▸ **STATED TASK**: Drop the pictures, then extract the listing word for word.

Dataset entries on figures
■ ■ ■ ■ ■

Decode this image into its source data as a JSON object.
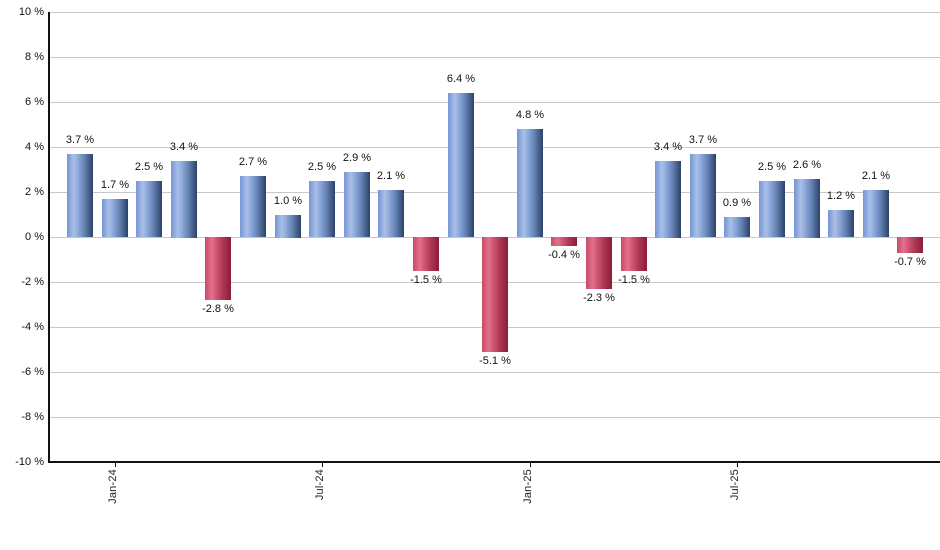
{
  "chart_data": {
    "type": "bar",
    "title": "",
    "xlabel": "",
    "ylabel": "",
    "grid": true,
    "legend": false,
    "ylim": [
      -10,
      10
    ],
    "y_ticks": [
      10,
      8,
      6,
      4,
      2,
      0,
      -2,
      -4,
      -6,
      -8,
      -10
    ],
    "y_tick_labels": [
      "10 %",
      "8 %",
      "6 %",
      "4 %",
      "2 %",
      "0 %",
      "-2 %",
      "-4 %",
      "-6 %",
      "-8 %",
      "-10 %"
    ],
    "x_ticks": [
      {
        "label": "Jan-24",
        "bar_index": 1
      },
      {
        "label": "Jul-24",
        "bar_index": 7
      },
      {
        "label": "Jan-25",
        "bar_index": 13
      },
      {
        "label": "Jul-25",
        "bar_index": 19
      }
    ],
    "values": [
      3.7,
      1.7,
      2.5,
      3.4,
      -2.8,
      2.7,
      1.0,
      2.5,
      2.9,
      2.1,
      -1.5,
      6.4,
      -5.1,
      4.8,
      -0.4,
      -2.3,
      -1.5,
      3.4,
      3.7,
      0.9,
      2.5,
      2.6,
      1.2,
      2.1,
      -0.7
    ],
    "value_labels": [
      "3.7 %",
      "1.7 %",
      "2.5 %",
      "3.4 %",
      "-2.8 %",
      "2.7 %",
      "1.0 %",
      "2.5 %",
      "2.9 %",
      "2.1 %",
      "-1.5 %",
      "6.4 %",
      "-5.1 %",
      "4.8 %",
      "-0.4 %",
      "-2.3 %",
      "-1.5 %",
      "3.4 %",
      "3.7 %",
      "0.9 %",
      "2.5 %",
      "2.6 %",
      "1.2 %",
      "2.1 %",
      "-0.7 %"
    ],
    "colors": {
      "positive_bar_left": "#7494d4",
      "positive_bar_highlight": "#a9bfe7",
      "positive_bar_edge": "#2c4168",
      "negative_bar_left": "#c84a66",
      "negative_bar_highlight": "#e2718b",
      "negative_bar_edge": "#8c1c38",
      "gridline": "#c8c8c8",
      "axis": "#111111",
      "text": "#111111",
      "background": "#ffffff"
    }
  }
}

■ ■ ■ ■ ■

▸ **RESPONSE**:
Decode this image into its source data as a JSON object.
{
  "chart_data": {
    "type": "bar",
    "title": "",
    "xlabel": "",
    "ylabel": "",
    "grid": true,
    "legend": false,
    "ylim": [
      -10,
      10
    ],
    "y_ticks": [
      10,
      8,
      6,
      4,
      2,
      0,
      -2,
      -4,
      -6,
      -8,
      -10
    ],
    "y_tick_labels": [
      "10 %",
      "8 %",
      "6 %",
      "4 %",
      "2 %",
      "0 %",
      "-2 %",
      "-4 %",
      "-6 %",
      "-8 %",
      "-10 %"
    ],
    "x_ticks": [
      {
        "label": "Jan-24",
        "bar_index": 1
      },
      {
        "label": "Jul-24",
        "bar_index": 7
      },
      {
        "label": "Jan-25",
        "bar_index": 13
      },
      {
        "label": "Jul-25",
        "bar_index": 19
      }
    ],
    "values": [
      3.7,
      1.7,
      2.5,
      3.4,
      -2.8,
      2.7,
      1.0,
      2.5,
      2.9,
      2.1,
      -1.5,
      6.4,
      -5.1,
      4.8,
      -0.4,
      -2.3,
      -1.5,
      3.4,
      3.7,
      0.9,
      2.5,
      2.6,
      1.2,
      2.1,
      -0.7
    ],
    "value_labels": [
      "3.7 %",
      "1.7 %",
      "2.5 %",
      "3.4 %",
      "-2.8 %",
      "2.7 %",
      "1.0 %",
      "2.5 %",
      "2.9 %",
      "2.1 %",
      "-1.5 %",
      "6.4 %",
      "-5.1 %",
      "4.8 %",
      "-0.4 %",
      "-2.3 %",
      "-1.5 %",
      "3.4 %",
      "3.7 %",
      "0.9 %",
      "2.5 %",
      "2.6 %",
      "1.2 %",
      "2.1 %",
      "-0.7 %"
    ],
    "colors": {
      "positive_bar_left": "#7494d4",
      "positive_bar_highlight": "#a9bfe7",
      "positive_bar_edge": "#2c4168",
      "negative_bar_left": "#c84a66",
      "negative_bar_highlight": "#e2718b",
      "negative_bar_edge": "#8c1c38",
      "gridline": "#c8c8c8",
      "axis": "#111111",
      "text": "#111111",
      "background": "#ffffff"
    }
  }
}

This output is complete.